══ The records

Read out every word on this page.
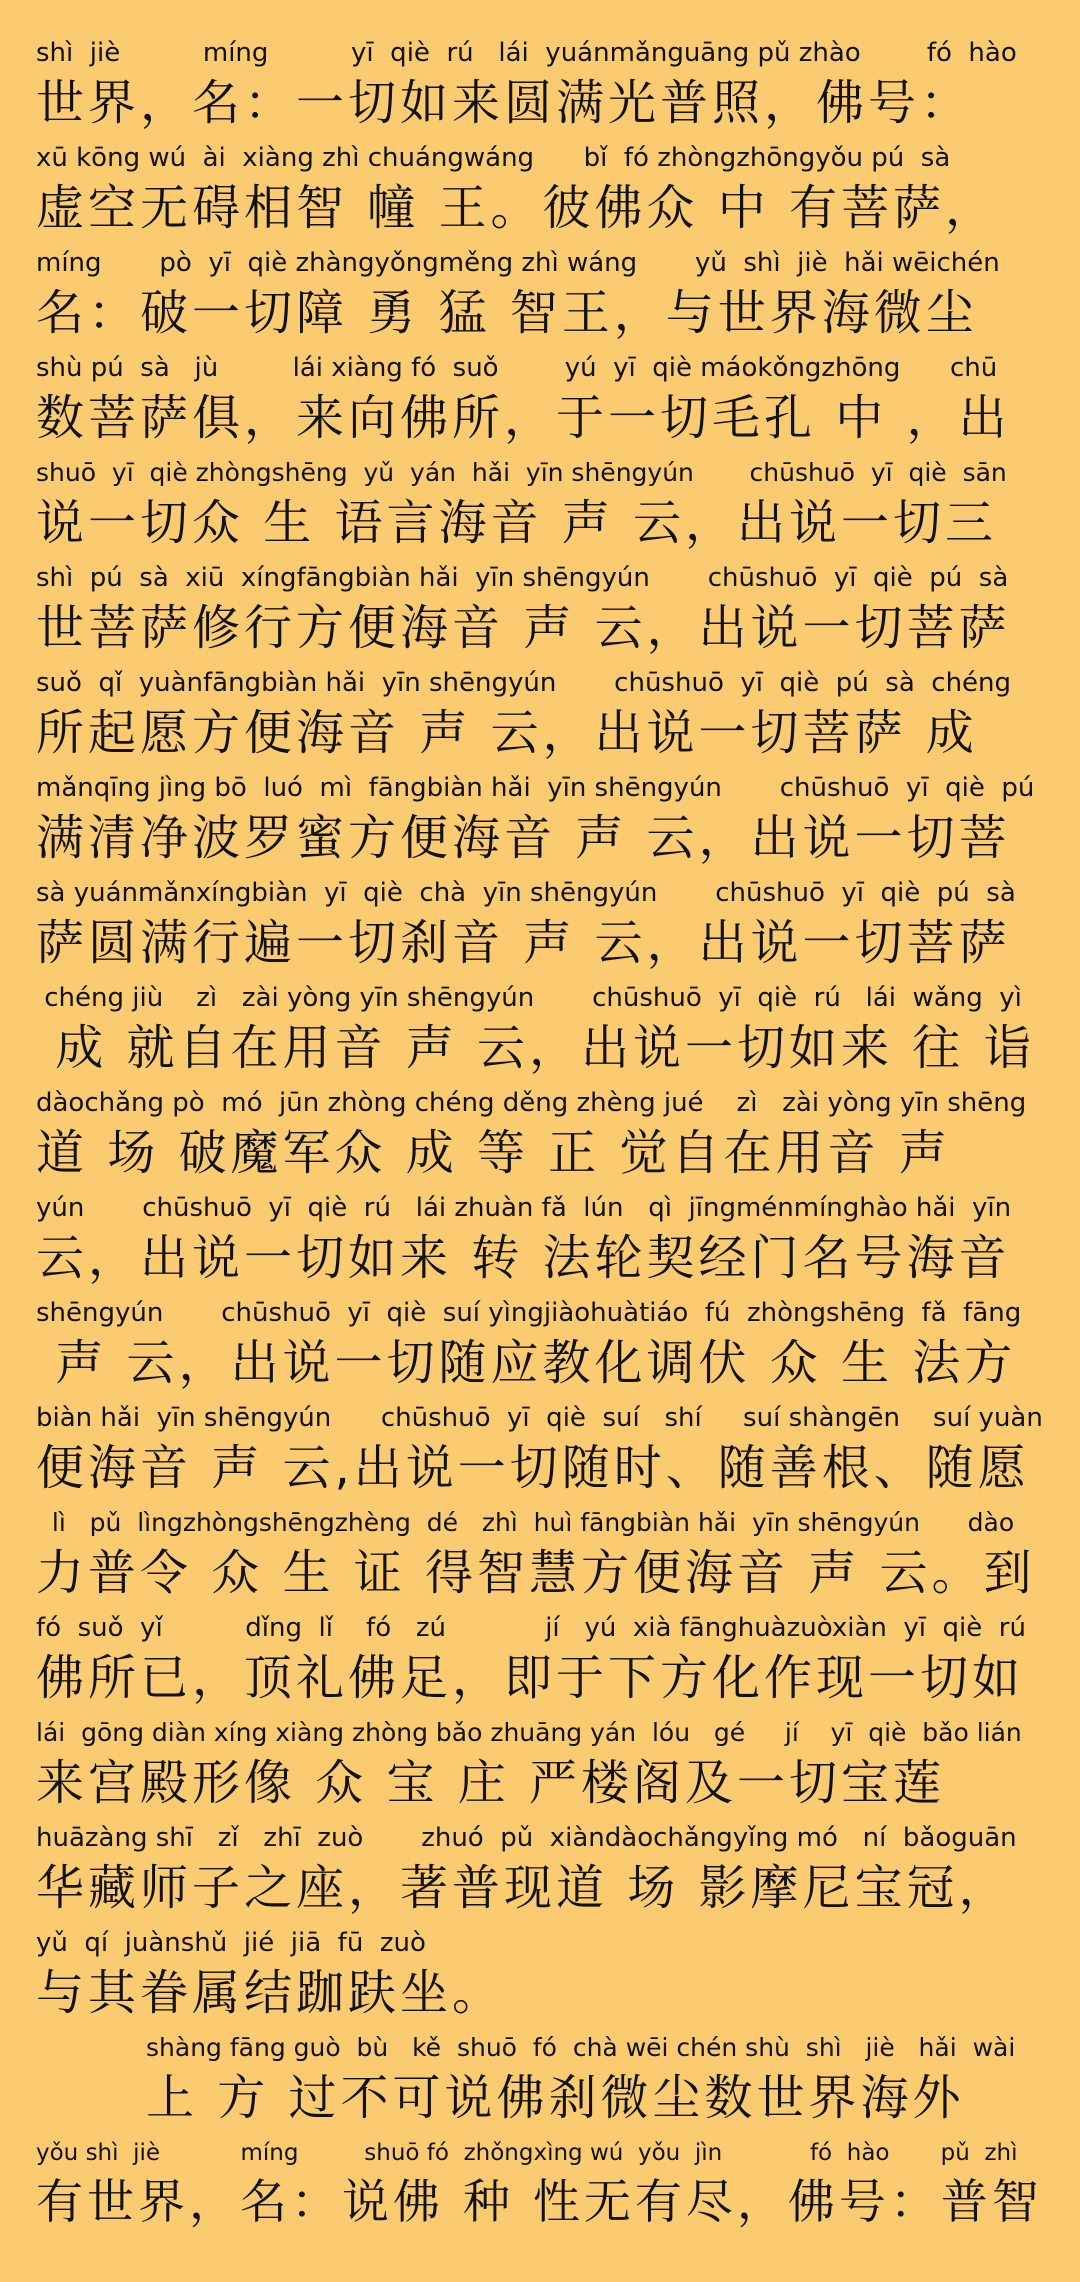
shì  jiè          míng          yī  qiè  rú   lái  yuánmǎnguāng pǔ zhào        fó  hào
世界，名：一切如来圆满光普照，佛号：
xū kōng wú  ài  xiàng zhì chuángwáng      bǐ  fó zhòngzhōngyǒu pú  sà
虚空无碍相智 幢 王。彼佛众 中 有菩萨，
míng       pò  yī  qiè zhàngyǒngměng zhì wáng       yǔ  shì  jiè  hǎi wēichén
名：破一切障 勇 猛 智王，与世界海微尘
shù pú  sà   jù         lái xiàng fó  suǒ        yú  yī  qiè máokǒngzhōng      chū
数菩萨俱，来向佛所，于一切毛孔 中 ，出
shuō  yī  qiè zhòngshēng  yǔ  yán  hǎi  yīn shēngyún       chūshuō  yī  qiè  sān
说一切众 生 语言海音 声 云，出说一切三
shì  pú  sà  xiū  xíngfāngbiàn hǎi  yīn shēngyún       chūshuō  yī  qiè  pú  sà
世菩萨修行方便海音 声 云，出说一切菩萨
suǒ  qǐ  yuànfāngbiàn hǎi  yīn shēngyún       chūshuō  yī  qiè  pú  sà  chéng
所起愿方便海音 声 云，出说一切菩萨 成
mǎnqīng jìng bō  luó  mì  fāngbiàn hǎi  yīn shēngyún       chūshuō  yī  qiè  pú
满清净波罗蜜方便海音 声 云，出说一切菩
sà yuánmǎnxíngbiàn  yī  qiè  chà  yīn shēngyún       chūshuō  yī  qiè  pú  sà
萨圆满行遍一切刹音 声 云，出说一切菩萨
chéng jiù    zì   zài yòng yīn shēngyún       chūshuō  yī  qiè  rú   lái  wǎng  yì
成 就自在用音 声 云，出说一切如来 往 诣
dàochǎng pò  mó  jūn zhòng chéng děng zhèng jué    zì   zài yòng yīn shēng
道 场 破魔军众 成 等 正 觉自在用音 声
yún       chūshuō  yī  qiè  rú   lái zhuàn fǎ  lún   qì  jīngménmínghào hǎi  yīn
云，出说一切如来 转 法轮契经门名号海音
shēngyún       chūshuō  yī  qiè  suí yìngjiàohuàtiáo  fú  zhòngshēng  fǎ  fāng
声 云，出说一切随应教化调伏 众 生 法方
biàn hǎi  yīn shēngyún      chūshuō  yī  qiè  suí   shí     suí shàngēn    suí yuàn
便海音 声 云,出说一切随时、随善根、随愿
lì   pǔ  lìngzhòngshēngzhèng  dé   zhì  huì fāngbiàn hǎi  yīn shēngyún      dào
力普令 众 生 证 得智慧方便海音 声 云。到
fó  suǒ  yǐ          dǐng  lǐ    fó   zú            jí   yú  xià fānghuàzuòxiàn  yī  qiè  rú
佛所已，顶礼佛足，即于下方化作现一切如
lái  gōng diàn xíng xiàng zhòng bǎo zhuāng yán  lóu   gé     jí    yī  qiè  bǎo lián
来宫殿形像 众 宝 庄 严楼阁及一切宝莲
huāzàng shī   zǐ   zhī  zuò       zhuó  pǔ  xiàndàochǎngyǐng mó   ní  bǎoguān
华藏师子之座，著普现道 场 影摩尼宝冠，
yǔ  qí  juànshǔ  jié  jiā  fū  zuò
与其眷属结跏趺坐。
shàng fāng guò  bù   kě  shuō  fó  chà wēi chén shù  shì   jiè   hǎi  wài
上 方 过不可说佛刹微尘数世界海外
yǒu shì  jiè           míng         shuō fó  zhǒngxìng wú  yǒu  jìn            fó  hào       pǔ  zhì
有世界，名：说佛 种 性无有尽，佛号：普智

════

#### [Directions]
From the listing, copy every line where the string "yòng" appears.

#### [Task output]
chéng jiù    zì   zài yòng yīn shēngyún       chūshuō  yī  qiè  rú   lái  wǎng  yì
dàochǎng pò  mó  jūn zhòng chéng děng zhèng jué    zì   zài yòng yīn shēng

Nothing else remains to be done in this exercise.